[Source data]

---*---

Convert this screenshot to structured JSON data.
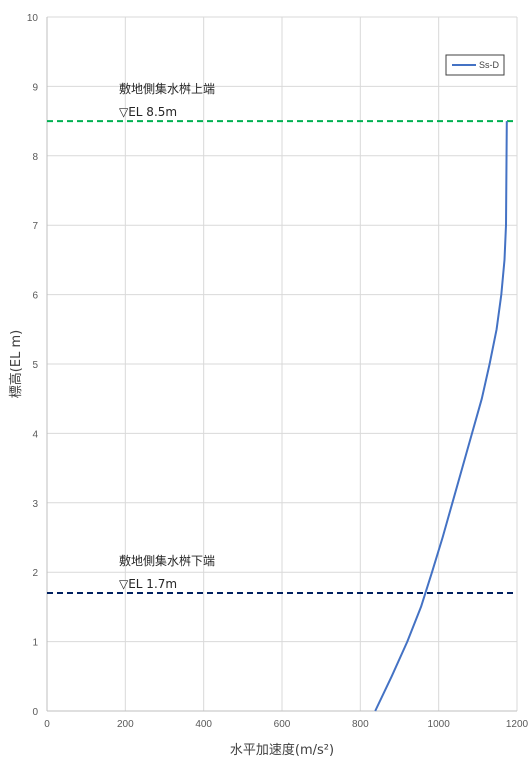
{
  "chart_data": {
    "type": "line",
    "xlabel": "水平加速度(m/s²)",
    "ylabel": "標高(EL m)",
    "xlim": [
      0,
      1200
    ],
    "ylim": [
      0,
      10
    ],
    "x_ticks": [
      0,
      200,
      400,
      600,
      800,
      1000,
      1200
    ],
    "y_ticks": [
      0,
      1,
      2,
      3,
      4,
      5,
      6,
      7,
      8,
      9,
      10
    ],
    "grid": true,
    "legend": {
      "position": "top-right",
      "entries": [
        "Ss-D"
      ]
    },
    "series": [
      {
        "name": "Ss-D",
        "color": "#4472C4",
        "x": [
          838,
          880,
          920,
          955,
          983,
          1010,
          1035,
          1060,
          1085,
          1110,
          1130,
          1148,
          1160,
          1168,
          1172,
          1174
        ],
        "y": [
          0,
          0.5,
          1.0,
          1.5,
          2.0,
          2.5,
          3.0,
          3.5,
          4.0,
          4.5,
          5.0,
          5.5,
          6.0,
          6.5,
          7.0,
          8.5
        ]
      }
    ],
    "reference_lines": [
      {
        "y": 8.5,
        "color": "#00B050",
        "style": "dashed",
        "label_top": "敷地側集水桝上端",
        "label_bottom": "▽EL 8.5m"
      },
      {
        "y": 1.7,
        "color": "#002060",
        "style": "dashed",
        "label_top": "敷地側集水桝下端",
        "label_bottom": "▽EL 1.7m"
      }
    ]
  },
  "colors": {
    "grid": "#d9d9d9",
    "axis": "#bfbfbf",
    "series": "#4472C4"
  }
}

---*---

TASK STATEMENT: Write the material out again exactly as it appears, dropping the pictures.

FULL RESPONSE:
Convert this screenshot to structured JSON data.
{
  "chart_data": {
    "type": "line",
    "xlabel": "水平加速度(m/s²)",
    "ylabel": "標高(EL m)",
    "xlim": [
      0,
      1200
    ],
    "ylim": [
      0,
      10
    ],
    "x_ticks": [
      0,
      200,
      400,
      600,
      800,
      1000,
      1200
    ],
    "y_ticks": [
      0,
      1,
      2,
      3,
      4,
      5,
      6,
      7,
      8,
      9,
      10
    ],
    "grid": true,
    "legend": {
      "position": "top-right",
      "entries": [
        "Ss-D"
      ]
    },
    "series": [
      {
        "name": "Ss-D",
        "color": "#4472C4",
        "x": [
          838,
          880,
          920,
          955,
          983,
          1010,
          1035,
          1060,
          1085,
          1110,
          1130,
          1148,
          1160,
          1168,
          1172,
          1174
        ],
        "y": [
          0,
          0.5,
          1.0,
          1.5,
          2.0,
          2.5,
          3.0,
          3.5,
          4.0,
          4.5,
          5.0,
          5.5,
          6.0,
          6.5,
          7.0,
          8.5
        ]
      }
    ],
    "reference_lines": [
      {
        "y": 8.5,
        "color": "#00B050",
        "style": "dashed",
        "label_top": "敷地側集水桝上端",
        "label_bottom": "▽EL 8.5m"
      },
      {
        "y": 1.7,
        "color": "#002060",
        "style": "dashed",
        "label_top": "敷地側集水桝下端",
        "label_bottom": "▽EL 1.7m"
      }
    ]
  },
  "colors": {
    "grid": "#d9d9d9",
    "axis": "#bfbfbf",
    "series": "#4472C4"
  }
}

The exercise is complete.